◆ Problem to work on:
Repeat the material exactly, leaving nothing out.

(Source data)
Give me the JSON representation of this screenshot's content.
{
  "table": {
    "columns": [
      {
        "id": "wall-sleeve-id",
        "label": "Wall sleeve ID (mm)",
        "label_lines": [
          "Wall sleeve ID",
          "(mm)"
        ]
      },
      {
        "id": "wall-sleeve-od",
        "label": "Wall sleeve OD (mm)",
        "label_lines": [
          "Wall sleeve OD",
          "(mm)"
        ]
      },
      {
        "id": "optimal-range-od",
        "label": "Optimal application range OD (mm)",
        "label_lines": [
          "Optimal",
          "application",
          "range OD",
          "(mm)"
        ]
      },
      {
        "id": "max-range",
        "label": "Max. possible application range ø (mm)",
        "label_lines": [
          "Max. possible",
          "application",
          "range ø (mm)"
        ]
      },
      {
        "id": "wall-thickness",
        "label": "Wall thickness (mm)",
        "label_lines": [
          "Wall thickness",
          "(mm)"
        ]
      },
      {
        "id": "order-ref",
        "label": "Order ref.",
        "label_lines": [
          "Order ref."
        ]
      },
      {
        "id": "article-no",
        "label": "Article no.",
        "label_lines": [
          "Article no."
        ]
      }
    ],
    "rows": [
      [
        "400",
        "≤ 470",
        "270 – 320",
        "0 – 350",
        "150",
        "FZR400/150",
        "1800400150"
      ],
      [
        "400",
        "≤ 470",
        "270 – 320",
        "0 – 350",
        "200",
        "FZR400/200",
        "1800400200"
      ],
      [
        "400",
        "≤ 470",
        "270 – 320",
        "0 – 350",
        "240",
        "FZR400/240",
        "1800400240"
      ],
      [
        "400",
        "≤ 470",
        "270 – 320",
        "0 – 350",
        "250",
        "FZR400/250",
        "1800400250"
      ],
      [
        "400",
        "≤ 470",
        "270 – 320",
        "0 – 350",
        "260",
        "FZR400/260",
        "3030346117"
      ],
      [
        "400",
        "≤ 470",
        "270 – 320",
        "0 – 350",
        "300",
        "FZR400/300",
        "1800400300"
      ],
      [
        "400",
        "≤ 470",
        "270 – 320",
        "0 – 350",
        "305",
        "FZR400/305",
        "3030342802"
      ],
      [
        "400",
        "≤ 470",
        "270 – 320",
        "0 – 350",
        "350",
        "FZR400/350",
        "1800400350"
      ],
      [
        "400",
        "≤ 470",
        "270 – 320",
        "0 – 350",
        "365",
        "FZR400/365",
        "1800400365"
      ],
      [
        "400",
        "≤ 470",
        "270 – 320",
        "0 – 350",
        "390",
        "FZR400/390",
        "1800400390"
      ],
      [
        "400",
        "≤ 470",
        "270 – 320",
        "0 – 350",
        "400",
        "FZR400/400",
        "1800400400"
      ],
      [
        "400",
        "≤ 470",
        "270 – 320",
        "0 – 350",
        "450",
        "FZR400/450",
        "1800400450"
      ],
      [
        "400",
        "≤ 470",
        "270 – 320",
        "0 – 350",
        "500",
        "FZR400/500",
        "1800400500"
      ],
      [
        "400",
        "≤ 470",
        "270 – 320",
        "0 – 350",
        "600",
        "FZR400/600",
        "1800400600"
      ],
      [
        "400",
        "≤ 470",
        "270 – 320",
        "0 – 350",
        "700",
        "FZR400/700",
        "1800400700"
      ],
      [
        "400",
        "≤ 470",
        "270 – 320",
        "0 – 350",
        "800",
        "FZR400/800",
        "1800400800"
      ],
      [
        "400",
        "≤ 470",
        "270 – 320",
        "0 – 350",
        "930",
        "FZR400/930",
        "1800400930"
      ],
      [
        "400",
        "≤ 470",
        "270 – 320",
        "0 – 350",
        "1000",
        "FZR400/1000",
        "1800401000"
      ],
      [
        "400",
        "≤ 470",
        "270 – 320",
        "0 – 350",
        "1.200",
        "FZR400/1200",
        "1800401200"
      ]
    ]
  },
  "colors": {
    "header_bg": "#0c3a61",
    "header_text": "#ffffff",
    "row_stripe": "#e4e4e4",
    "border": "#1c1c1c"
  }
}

◆ Result of this exercise:
Give me the JSON representation of this screenshot's content.
{
  "table": {
    "columns": [
      {
        "id": "wall-sleeve-id",
        "label": "Wall sleeve ID (mm)",
        "label_lines": [
          "Wall sleeve ID",
          "(mm)"
        ]
      },
      {
        "id": "wall-sleeve-od",
        "label": "Wall sleeve OD (mm)",
        "label_lines": [
          "Wall sleeve OD",
          "(mm)"
        ]
      },
      {
        "id": "optimal-range-od",
        "label": "Optimal application range OD (mm)",
        "label_lines": [
          "Optimal",
          "application",
          "range OD",
          "(mm)"
        ]
      },
      {
        "id": "max-range",
        "label": "Max. possible application range ø (mm)",
        "label_lines": [
          "Max. possible",
          "application",
          "range ø (mm)"
        ]
      },
      {
        "id": "wall-thickness",
        "label": "Wall thickness (mm)",
        "label_lines": [
          "Wall thickness",
          "(mm)"
        ]
      },
      {
        "id": "order-ref",
        "label": "Order ref.",
        "label_lines": [
          "Order ref."
        ]
      },
      {
        "id": "article-no",
        "label": "Article no.",
        "label_lines": [
          "Article no."
        ]
      }
    ],
    "rows": [
      [
        "400",
        "≤ 470",
        "270 – 320",
        "0 – 350",
        "150",
        "FZR400/150",
        "1800400150"
      ],
      [
        "400",
        "≤ 470",
        "270 – 320",
        "0 – 350",
        "200",
        "FZR400/200",
        "1800400200"
      ],
      [
        "400",
        "≤ 470",
        "270 – 320",
        "0 – 350",
        "240",
        "FZR400/240",
        "1800400240"
      ],
      [
        "400",
        "≤ 470",
        "270 – 320",
        "0 – 350",
        "250",
        "FZR400/250",
        "1800400250"
      ],
      [
        "400",
        "≤ 470",
        "270 – 320",
        "0 – 350",
        "260",
        "FZR400/260",
        "3030346117"
      ],
      [
        "400",
        "≤ 470",
        "270 – 320",
        "0 – 350",
        "300",
        "FZR400/300",
        "1800400300"
      ],
      [
        "400",
        "≤ 470",
        "270 – 320",
        "0 – 350",
        "305",
        "FZR400/305",
        "3030342802"
      ],
      [
        "400",
        "≤ 470",
        "270 – 320",
        "0 – 350",
        "350",
        "FZR400/350",
        "1800400350"
      ],
      [
        "400",
        "≤ 470",
        "270 – 320",
        "0 – 350",
        "365",
        "FZR400/365",
        "1800400365"
      ],
      [
        "400",
        "≤ 470",
        "270 – 320",
        "0 – 350",
        "390",
        "FZR400/390",
        "1800400390"
      ],
      [
        "400",
        "≤ 470",
        "270 – 320",
        "0 – 350",
        "400",
        "FZR400/400",
        "1800400400"
      ],
      [
        "400",
        "≤ 470",
        "270 – 320",
        "0 – 350",
        "450",
        "FZR400/450",
        "1800400450"
      ],
      [
        "400",
        "≤ 470",
        "270 – 320",
        "0 – 350",
        "500",
        "FZR400/500",
        "1800400500"
      ],
      [
        "400",
        "≤ 470",
        "270 – 320",
        "0 – 350",
        "600",
        "FZR400/600",
        "1800400600"
      ],
      [
        "400",
        "≤ 470",
        "270 – 320",
        "0 – 350",
        "700",
        "FZR400/700",
        "1800400700"
      ],
      [
        "400",
        "≤ 470",
        "270 – 320",
        "0 – 350",
        "800",
        "FZR400/800",
        "1800400800"
      ],
      [
        "400",
        "≤ 470",
        "270 – 320",
        "0 – 350",
        "930",
        "FZR400/930",
        "1800400930"
      ],
      [
        "400",
        "≤ 470",
        "270 – 320",
        "0 – 350",
        "1000",
        "FZR400/1000",
        "1800401000"
      ],
      [
        "400",
        "≤ 470",
        "270 – 320",
        "0 – 350",
        "1.200",
        "FZR400/1200",
        "1800401200"
      ]
    ]
  },
  "colors": {
    "header_bg": "#0c3a61",
    "header_text": "#ffffff",
    "row_stripe": "#e4e4e4",
    "border": "#1c1c1c"
  }
}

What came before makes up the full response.